▼▼▼

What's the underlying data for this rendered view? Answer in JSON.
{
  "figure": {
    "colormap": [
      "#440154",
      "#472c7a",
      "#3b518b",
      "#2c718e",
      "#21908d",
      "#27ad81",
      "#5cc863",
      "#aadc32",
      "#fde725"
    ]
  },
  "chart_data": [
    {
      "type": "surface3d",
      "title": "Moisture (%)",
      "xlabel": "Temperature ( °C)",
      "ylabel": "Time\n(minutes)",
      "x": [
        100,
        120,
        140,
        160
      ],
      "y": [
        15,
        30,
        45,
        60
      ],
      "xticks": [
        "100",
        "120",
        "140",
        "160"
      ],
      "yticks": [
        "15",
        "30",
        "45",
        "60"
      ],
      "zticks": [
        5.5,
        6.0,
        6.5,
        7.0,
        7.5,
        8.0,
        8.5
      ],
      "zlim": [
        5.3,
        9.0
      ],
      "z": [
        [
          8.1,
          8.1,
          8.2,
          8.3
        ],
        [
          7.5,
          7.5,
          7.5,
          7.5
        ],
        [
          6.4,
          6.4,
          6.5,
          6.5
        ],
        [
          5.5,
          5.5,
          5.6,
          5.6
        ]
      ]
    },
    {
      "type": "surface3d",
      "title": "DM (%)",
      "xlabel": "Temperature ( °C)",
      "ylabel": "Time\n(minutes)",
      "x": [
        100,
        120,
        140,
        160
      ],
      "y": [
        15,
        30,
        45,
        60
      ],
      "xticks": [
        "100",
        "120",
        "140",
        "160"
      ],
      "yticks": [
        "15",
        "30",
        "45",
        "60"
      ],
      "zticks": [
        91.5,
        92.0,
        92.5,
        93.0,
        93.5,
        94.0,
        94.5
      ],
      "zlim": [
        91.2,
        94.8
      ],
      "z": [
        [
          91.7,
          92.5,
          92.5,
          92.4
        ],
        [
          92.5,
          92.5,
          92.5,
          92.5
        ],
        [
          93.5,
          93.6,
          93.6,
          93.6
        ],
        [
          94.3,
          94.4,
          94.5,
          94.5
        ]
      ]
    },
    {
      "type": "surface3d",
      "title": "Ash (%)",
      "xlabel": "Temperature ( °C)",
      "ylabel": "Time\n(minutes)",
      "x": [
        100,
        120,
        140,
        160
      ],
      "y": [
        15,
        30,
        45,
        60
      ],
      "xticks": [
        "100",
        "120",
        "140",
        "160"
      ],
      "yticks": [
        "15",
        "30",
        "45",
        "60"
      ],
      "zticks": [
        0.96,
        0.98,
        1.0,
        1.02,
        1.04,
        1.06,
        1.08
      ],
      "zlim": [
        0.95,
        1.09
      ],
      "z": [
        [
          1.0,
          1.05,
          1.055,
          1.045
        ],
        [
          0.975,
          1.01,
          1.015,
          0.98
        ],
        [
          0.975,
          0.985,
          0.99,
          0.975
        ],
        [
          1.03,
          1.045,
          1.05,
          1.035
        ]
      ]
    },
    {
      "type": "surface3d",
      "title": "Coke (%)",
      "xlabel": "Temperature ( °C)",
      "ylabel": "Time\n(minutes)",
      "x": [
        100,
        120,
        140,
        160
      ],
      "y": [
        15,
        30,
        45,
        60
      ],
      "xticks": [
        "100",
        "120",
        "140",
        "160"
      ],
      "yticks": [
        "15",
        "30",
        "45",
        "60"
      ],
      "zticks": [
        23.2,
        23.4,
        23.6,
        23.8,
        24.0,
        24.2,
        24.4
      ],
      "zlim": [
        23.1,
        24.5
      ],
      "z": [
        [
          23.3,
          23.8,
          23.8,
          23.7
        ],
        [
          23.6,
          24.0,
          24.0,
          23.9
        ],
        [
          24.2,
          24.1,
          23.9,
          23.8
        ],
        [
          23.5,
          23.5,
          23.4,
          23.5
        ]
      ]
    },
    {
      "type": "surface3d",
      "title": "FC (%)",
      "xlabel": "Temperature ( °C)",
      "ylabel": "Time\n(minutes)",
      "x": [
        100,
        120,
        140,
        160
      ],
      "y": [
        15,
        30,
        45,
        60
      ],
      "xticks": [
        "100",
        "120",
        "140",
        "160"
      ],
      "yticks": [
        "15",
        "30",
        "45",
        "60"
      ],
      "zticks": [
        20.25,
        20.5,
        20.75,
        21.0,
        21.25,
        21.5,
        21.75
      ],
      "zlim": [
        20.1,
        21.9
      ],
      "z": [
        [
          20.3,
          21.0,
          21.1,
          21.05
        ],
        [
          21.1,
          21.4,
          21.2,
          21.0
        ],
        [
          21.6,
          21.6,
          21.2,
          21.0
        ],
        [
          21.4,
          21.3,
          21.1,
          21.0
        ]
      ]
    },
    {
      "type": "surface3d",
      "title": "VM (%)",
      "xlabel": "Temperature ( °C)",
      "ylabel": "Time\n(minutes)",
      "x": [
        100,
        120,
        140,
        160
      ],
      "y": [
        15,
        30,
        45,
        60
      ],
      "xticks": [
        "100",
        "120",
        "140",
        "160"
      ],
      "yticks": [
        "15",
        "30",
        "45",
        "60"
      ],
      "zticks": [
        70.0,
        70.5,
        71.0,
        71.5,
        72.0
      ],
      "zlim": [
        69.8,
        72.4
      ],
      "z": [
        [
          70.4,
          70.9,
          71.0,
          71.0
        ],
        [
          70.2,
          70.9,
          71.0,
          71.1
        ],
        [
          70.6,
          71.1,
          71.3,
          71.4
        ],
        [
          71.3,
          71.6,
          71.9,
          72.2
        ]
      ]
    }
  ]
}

▲▲▲

Write the entries again, exactly as they stand.

## [Solution to this exercise]
What's the underlying data for this rendered view? Answer in JSON.
{
  "figure": {
    "colormap": [
      "#440154",
      "#472c7a",
      "#3b518b",
      "#2c718e",
      "#21908d",
      "#27ad81",
      "#5cc863",
      "#aadc32",
      "#fde725"
    ]
  },
  "chart_data": [
    {
      "type": "surface3d",
      "title": "Moisture (%)",
      "xlabel": "Temperature ( °C)",
      "ylabel": "Time\n(minutes)",
      "x": [
        100,
        120,
        140,
        160
      ],
      "y": [
        15,
        30,
        45,
        60
      ],
      "xticks": [
        "100",
        "120",
        "140",
        "160"
      ],
      "yticks": [
        "15",
        "30",
        "45",
        "60"
      ],
      "zticks": [
        5.5,
        6.0,
        6.5,
        7.0,
        7.5,
        8.0,
        8.5
      ],
      "zlim": [
        5.3,
        9.0
      ],
      "z": [
        [
          8.1,
          8.1,
          8.2,
          8.3
        ],
        [
          7.5,
          7.5,
          7.5,
          7.5
        ],
        [
          6.4,
          6.4,
          6.5,
          6.5
        ],
        [
          5.5,
          5.5,
          5.6,
          5.6
        ]
      ]
    },
    {
      "type": "surface3d",
      "title": "DM (%)",
      "xlabel": "Temperature ( °C)",
      "ylabel": "Time\n(minutes)",
      "x": [
        100,
        120,
        140,
        160
      ],
      "y": [
        15,
        30,
        45,
        60
      ],
      "xticks": [
        "100",
        "120",
        "140",
        "160"
      ],
      "yticks": [
        "15",
        "30",
        "45",
        "60"
      ],
      "zticks": [
        91.5,
        92.0,
        92.5,
        93.0,
        93.5,
        94.0,
        94.5
      ],
      "zlim": [
        91.2,
        94.8
      ],
      "z": [
        [
          91.7,
          92.5,
          92.5,
          92.4
        ],
        [
          92.5,
          92.5,
          92.5,
          92.5
        ],
        [
          93.5,
          93.6,
          93.6,
          93.6
        ],
        [
          94.3,
          94.4,
          94.5,
          94.5
        ]
      ]
    },
    {
      "type": "surface3d",
      "title": "Ash (%)",
      "xlabel": "Temperature ( °C)",
      "ylabel": "Time\n(minutes)",
      "x": [
        100,
        120,
        140,
        160
      ],
      "y": [
        15,
        30,
        45,
        60
      ],
      "xticks": [
        "100",
        "120",
        "140",
        "160"
      ],
      "yticks": [
        "15",
        "30",
        "45",
        "60"
      ],
      "zticks": [
        0.96,
        0.98,
        1.0,
        1.02,
        1.04,
        1.06,
        1.08
      ],
      "zlim": [
        0.95,
        1.09
      ],
      "z": [
        [
          1.0,
          1.05,
          1.055,
          1.045
        ],
        [
          0.975,
          1.01,
          1.015,
          0.98
        ],
        [
          0.975,
          0.985,
          0.99,
          0.975
        ],
        [
          1.03,
          1.045,
          1.05,
          1.035
        ]
      ]
    },
    {
      "type": "surface3d",
      "title": "Coke (%)",
      "xlabel": "Temperature ( °C)",
      "ylabel": "Time\n(minutes)",
      "x": [
        100,
        120,
        140,
        160
      ],
      "y": [
        15,
        30,
        45,
        60
      ],
      "xticks": [
        "100",
        "120",
        "140",
        "160"
      ],
      "yticks": [
        "15",
        "30",
        "45",
        "60"
      ],
      "zticks": [
        23.2,
        23.4,
        23.6,
        23.8,
        24.0,
        24.2,
        24.4
      ],
      "zlim": [
        23.1,
        24.5
      ],
      "z": [
        [
          23.3,
          23.8,
          23.8,
          23.7
        ],
        [
          23.6,
          24.0,
          24.0,
          23.9
        ],
        [
          24.2,
          24.1,
          23.9,
          23.8
        ],
        [
          23.5,
          23.5,
          23.4,
          23.5
        ]
      ]
    },
    {
      "type": "surface3d",
      "title": "FC (%)",
      "xlabel": "Temperature ( °C)",
      "ylabel": "Time\n(minutes)",
      "x": [
        100,
        120,
        140,
        160
      ],
      "y": [
        15,
        30,
        45,
        60
      ],
      "xticks": [
        "100",
        "120",
        "140",
        "160"
      ],
      "yticks": [
        "15",
        "30",
        "45",
        "60"
      ],
      "zticks": [
        20.25,
        20.5,
        20.75,
        21.0,
        21.25,
        21.5,
        21.75
      ],
      "zlim": [
        20.1,
        21.9
      ],
      "z": [
        [
          20.3,
          21.0,
          21.1,
          21.05
        ],
        [
          21.1,
          21.4,
          21.2,
          21.0
        ],
        [
          21.6,
          21.6,
          21.2,
          21.0
        ],
        [
          21.4,
          21.3,
          21.1,
          21.0
        ]
      ]
    },
    {
      "type": "surface3d",
      "title": "VM (%)",
      "xlabel": "Temperature ( °C)",
      "ylabel": "Time\n(minutes)",
      "x": [
        100,
        120,
        140,
        160
      ],
      "y": [
        15,
        30,
        45,
        60
      ],
      "xticks": [
        "100",
        "120",
        "140",
        "160"
      ],
      "yticks": [
        "15",
        "30",
        "45",
        "60"
      ],
      "zticks": [
        70.0,
        70.5,
        71.0,
        71.5,
        72.0
      ],
      "zlim": [
        69.8,
        72.4
      ],
      "z": [
        [
          70.4,
          70.9,
          71.0,
          71.0
        ],
        [
          70.2,
          70.9,
          71.0,
          71.1
        ],
        [
          70.6,
          71.1,
          71.3,
          71.4
        ],
        [
          71.3,
          71.6,
          71.9,
          72.2
        ]
      ]
    }
  ]
}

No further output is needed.